» **Page text**
== Segment start ==
Catch The Wave

Max Headroom, The Strange Pre-Internet AI Phenomenon, Is Getting Rebooted

Christopher Cantwell and Elijah Wood are plugging Matt Frewer back into the mainframe. 
Max Headroom The Strange PreInternet AI Phenomenon Is Getting Rebooted
By ABC Photo Archives/Getty Images

Grab your floppy discs, crank the Duran Duran, and crack open some ice cold New Coke. Max Headroom, the perplexing fictional character played by Matt Frewer in a variety of television forms, is coming back, as per an announcement in Deadline

Halt and Catch Fire co-creator Christopher Cantwell, working with Elijah Wood and Daniel Noah’s company SpectreVision, will bring the series to AMC. While a reboot of an old “oh, I know that!” IP can often lead to rolled eyes, anyone who has seen a SpectreVision project knows this group comes correct. (Stream Mandy or, better yet, The Greasy Strangler, if you dare.)

While the image of Max Headroom is likely familiar to most, the origin of this character can get a little murky. His first appearance was in a 1985 dystopian comedy for British television, Max Headroom: 20 Minutes Into The Future, in which a television journalist played by Frewer named Edison Carter gets his consciousness cloned and uploaded into an AI wacky television host named Max Headroom. (The last thing he saw before an automobile accident that read Max. Headroom: 2:3 M.) There follows an adventure tale involving a corrupt television network overstimulating viewers to death with super-short subliminal commercials called “blipverts."
== Segment end ==
» **Work request**
Continue the Max Headroom reboot article from the end of its last sentence.

(Document understanding data)
== Segment start ==
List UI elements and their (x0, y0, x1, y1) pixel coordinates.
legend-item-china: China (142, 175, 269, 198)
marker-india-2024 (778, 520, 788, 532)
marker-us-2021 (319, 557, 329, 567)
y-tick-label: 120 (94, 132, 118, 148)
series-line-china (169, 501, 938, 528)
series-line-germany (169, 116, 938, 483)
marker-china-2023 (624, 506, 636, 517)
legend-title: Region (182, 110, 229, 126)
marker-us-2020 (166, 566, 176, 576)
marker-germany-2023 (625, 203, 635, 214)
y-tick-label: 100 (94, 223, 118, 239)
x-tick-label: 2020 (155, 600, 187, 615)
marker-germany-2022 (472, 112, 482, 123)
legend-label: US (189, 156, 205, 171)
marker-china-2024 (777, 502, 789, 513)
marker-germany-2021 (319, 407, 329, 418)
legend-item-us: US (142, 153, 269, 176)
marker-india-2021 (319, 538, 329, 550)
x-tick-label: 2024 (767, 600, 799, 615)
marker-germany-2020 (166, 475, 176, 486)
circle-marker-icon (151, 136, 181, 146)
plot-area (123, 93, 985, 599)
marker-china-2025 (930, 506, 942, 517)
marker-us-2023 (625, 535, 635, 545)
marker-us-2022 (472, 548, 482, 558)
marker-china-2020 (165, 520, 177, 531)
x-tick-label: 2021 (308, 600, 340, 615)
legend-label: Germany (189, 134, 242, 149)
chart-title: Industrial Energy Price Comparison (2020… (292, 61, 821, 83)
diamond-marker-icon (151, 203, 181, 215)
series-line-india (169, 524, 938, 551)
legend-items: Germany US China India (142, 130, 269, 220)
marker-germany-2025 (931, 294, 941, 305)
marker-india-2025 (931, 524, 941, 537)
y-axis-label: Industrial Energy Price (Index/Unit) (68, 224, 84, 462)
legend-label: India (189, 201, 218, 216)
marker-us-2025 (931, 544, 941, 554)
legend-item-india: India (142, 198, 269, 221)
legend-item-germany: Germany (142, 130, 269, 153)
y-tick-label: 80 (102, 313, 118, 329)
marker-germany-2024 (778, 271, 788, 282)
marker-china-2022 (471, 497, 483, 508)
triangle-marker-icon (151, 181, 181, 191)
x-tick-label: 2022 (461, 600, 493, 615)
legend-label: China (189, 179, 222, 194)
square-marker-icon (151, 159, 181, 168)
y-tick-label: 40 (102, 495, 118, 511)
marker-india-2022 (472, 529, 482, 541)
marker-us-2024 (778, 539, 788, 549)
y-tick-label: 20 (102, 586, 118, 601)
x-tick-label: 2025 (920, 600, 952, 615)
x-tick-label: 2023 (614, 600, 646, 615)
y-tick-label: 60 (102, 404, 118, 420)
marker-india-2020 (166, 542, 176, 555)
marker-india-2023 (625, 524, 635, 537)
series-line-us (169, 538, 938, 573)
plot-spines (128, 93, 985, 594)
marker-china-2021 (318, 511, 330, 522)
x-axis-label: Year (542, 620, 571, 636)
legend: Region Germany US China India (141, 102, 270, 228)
== Segment end ==
» **Response to the exercise**
Almost simultaneously, The Max Headroom Show, in which “Max” would introduce music videos and interview guests, debuted on Britain's Channel 4. It was claimed that the glitchy character was entirely computer generated, but this was not true; it was Frewer under a lot of makeup. 

Much of the Max Headroom experiment shared a similar look and feel to Terry Gilliam’s Brazil, which was released at around the same time. Both shows eventually made their way to America via MTV, and eventually ABC launched a series based on the fictional film, while Cinemax continued the talk show.

For a hot minute, Max Headroom was everywhere, before both of the shows wrapped up by 1988. Along the way, Max Headroom was on the radio, collaborating with the British new wave group The Art of Noise. (Admittedly, it's pretty catchy.)

In what’s probably the most 1980s thing about Max Headroom, the character, created by George Stone, Annabel Jankel, and Rocky Morton, was the pitchman for the boondoggle product New Coke. 

Max Headroom most recently made an appearance in the Adam Sandler-starring 1980s-themed comedy Pixels. The movie where Q*bert pees on the floor.

While Max is certainly Matt Frewer’s signature role, he’s kept busy over the years appearing an loads of television and film roles. Among them, the shyster Berlinghoff Rasmussen on Star Trek: The Next Generation, who has one of the greatest lines of dialogue in that entire enormous franchise—“LaForge remained below!”

No dates or additional cast information is currently known about the new Max Headroom project—or whether it will include a talk show as well as a narrative series.